#### [What is needed]
Tally every line of the listing where the string "prefix" is found, and state the total alone.

#### [Records for this exercise]
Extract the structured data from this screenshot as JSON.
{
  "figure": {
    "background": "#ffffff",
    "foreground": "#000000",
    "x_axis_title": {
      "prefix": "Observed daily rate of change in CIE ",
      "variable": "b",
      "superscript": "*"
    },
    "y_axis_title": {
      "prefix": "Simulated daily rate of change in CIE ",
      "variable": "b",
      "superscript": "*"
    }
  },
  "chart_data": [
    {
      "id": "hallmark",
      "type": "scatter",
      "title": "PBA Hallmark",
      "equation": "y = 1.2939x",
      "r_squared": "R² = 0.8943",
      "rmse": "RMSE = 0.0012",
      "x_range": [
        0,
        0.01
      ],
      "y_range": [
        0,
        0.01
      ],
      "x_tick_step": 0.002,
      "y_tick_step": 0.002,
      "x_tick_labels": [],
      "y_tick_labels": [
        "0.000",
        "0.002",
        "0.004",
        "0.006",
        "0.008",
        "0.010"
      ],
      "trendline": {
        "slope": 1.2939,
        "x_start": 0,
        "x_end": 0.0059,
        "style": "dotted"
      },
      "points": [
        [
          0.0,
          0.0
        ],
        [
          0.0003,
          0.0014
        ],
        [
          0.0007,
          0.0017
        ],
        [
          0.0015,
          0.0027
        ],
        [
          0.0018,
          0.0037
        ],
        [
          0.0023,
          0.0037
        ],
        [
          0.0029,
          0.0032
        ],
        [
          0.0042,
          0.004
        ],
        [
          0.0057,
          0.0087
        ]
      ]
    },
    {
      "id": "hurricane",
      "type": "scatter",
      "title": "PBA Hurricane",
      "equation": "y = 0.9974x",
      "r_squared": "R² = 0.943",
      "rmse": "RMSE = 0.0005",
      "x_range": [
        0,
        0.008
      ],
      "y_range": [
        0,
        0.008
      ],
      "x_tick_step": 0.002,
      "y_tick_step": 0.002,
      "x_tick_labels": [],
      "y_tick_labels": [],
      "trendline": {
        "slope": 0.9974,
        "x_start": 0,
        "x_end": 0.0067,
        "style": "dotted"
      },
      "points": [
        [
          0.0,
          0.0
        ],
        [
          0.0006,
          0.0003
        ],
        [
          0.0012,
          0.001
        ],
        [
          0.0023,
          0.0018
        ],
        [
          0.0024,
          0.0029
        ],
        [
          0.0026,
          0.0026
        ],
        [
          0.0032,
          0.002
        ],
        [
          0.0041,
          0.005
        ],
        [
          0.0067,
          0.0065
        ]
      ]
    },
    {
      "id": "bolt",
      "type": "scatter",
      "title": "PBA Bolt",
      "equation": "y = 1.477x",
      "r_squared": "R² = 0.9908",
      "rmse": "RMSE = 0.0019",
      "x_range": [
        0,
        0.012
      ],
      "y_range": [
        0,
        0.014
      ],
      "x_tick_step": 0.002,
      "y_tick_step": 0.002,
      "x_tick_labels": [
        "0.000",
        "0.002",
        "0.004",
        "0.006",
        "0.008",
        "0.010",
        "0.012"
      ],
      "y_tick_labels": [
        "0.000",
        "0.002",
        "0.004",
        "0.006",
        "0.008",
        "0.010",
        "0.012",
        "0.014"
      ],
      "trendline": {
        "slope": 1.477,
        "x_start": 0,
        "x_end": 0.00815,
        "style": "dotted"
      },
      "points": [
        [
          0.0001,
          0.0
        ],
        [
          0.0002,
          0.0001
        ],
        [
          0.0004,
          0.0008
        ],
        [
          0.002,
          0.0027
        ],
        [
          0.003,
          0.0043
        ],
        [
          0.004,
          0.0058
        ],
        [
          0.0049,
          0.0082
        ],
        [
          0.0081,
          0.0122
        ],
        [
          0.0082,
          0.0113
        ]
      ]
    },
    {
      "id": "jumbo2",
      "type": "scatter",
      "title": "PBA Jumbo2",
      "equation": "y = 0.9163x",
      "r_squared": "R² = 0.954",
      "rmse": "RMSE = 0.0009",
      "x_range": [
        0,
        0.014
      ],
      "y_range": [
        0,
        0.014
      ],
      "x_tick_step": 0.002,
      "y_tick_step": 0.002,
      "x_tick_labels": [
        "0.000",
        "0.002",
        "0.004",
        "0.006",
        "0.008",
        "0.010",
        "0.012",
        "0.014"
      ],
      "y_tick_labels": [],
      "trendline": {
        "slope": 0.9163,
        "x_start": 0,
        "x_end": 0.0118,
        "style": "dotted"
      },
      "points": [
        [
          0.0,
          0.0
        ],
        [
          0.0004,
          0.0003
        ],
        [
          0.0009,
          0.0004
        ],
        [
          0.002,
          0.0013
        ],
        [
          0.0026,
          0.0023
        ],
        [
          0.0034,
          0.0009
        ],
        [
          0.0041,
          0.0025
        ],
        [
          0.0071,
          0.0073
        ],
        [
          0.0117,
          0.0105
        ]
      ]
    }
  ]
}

#### [Written answer]
2